Instruction: Locate the word "this" in the data below, then copy every line that holds it.
* START *
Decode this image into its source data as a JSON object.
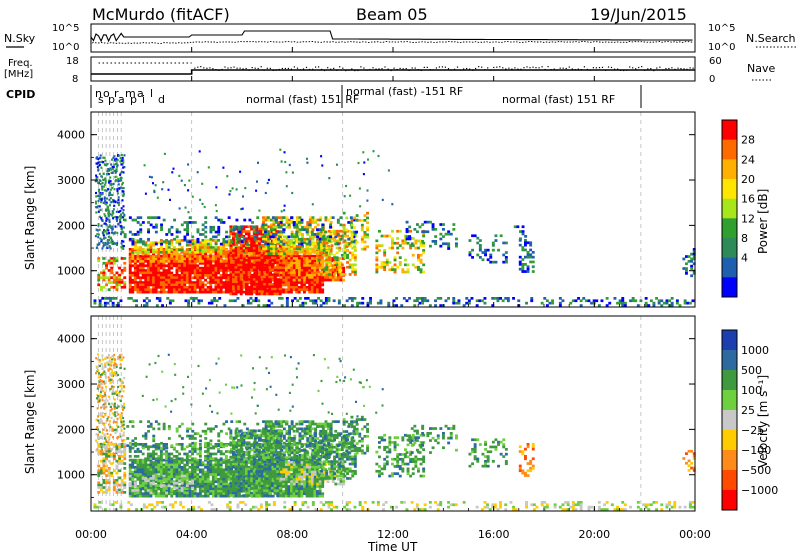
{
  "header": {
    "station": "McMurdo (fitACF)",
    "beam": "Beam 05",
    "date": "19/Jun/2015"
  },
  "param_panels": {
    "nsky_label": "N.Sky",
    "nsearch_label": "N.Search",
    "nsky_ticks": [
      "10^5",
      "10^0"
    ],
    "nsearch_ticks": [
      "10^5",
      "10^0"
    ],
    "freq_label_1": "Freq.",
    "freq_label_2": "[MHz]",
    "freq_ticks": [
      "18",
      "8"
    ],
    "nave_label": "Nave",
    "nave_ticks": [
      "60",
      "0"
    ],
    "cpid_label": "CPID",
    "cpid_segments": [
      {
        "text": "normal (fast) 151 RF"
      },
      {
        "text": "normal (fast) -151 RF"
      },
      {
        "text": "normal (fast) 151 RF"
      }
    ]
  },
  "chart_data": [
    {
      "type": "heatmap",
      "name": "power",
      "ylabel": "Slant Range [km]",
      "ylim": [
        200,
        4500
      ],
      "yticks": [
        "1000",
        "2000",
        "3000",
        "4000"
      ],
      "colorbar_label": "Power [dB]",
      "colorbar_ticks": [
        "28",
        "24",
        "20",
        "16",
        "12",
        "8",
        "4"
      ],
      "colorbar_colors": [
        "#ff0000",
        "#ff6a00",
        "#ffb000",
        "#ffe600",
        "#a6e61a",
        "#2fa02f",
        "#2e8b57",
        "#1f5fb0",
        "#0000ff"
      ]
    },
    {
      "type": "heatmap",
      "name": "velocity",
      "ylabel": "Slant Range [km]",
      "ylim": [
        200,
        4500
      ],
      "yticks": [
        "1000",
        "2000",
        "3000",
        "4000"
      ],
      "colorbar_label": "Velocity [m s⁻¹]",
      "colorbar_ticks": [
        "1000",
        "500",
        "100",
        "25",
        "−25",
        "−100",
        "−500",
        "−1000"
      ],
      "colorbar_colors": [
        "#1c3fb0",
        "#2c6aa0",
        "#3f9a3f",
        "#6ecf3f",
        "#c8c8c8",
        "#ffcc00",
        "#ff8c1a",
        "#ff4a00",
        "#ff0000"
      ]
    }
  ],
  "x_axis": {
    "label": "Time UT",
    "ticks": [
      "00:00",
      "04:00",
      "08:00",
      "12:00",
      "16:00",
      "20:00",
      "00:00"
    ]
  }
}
* END *
* START *
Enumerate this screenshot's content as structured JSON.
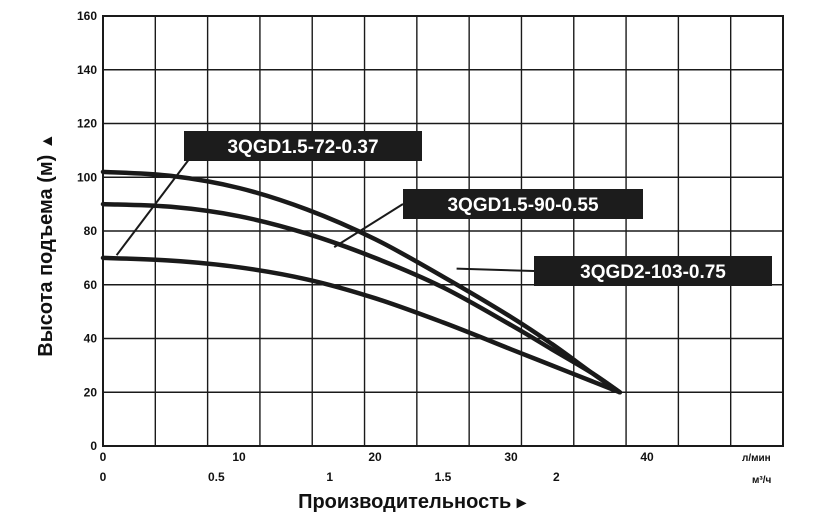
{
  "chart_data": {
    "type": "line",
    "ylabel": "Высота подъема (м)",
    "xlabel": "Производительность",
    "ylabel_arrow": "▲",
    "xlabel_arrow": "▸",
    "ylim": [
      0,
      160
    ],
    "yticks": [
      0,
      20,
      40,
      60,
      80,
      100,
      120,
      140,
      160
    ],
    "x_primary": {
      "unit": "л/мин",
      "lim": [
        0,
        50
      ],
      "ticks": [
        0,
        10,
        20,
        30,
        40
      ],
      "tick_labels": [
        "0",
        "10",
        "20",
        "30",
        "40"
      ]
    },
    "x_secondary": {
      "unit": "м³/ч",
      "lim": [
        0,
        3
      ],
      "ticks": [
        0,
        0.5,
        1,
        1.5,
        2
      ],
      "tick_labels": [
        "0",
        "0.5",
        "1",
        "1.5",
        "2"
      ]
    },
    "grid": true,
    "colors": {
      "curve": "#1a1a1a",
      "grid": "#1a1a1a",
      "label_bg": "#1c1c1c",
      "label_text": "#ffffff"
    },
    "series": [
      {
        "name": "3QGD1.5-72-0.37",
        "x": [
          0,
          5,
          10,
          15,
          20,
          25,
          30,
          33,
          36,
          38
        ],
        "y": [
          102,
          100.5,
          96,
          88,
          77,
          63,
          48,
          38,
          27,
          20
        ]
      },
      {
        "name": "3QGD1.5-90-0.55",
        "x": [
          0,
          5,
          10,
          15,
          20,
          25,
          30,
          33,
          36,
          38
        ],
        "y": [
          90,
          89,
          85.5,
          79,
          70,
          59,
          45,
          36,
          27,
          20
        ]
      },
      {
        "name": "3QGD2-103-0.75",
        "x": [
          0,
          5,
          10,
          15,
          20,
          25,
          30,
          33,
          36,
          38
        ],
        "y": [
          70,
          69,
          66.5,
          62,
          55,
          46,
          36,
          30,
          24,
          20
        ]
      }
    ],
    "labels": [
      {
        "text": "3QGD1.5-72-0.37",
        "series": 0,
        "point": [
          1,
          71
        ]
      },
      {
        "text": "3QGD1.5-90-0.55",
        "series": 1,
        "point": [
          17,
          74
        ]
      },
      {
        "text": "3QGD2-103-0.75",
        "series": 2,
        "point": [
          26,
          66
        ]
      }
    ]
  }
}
* END *
Task solution:
Decode this image into its source data as a JSON object.
Enumerate this screenshot's content as structured JSON.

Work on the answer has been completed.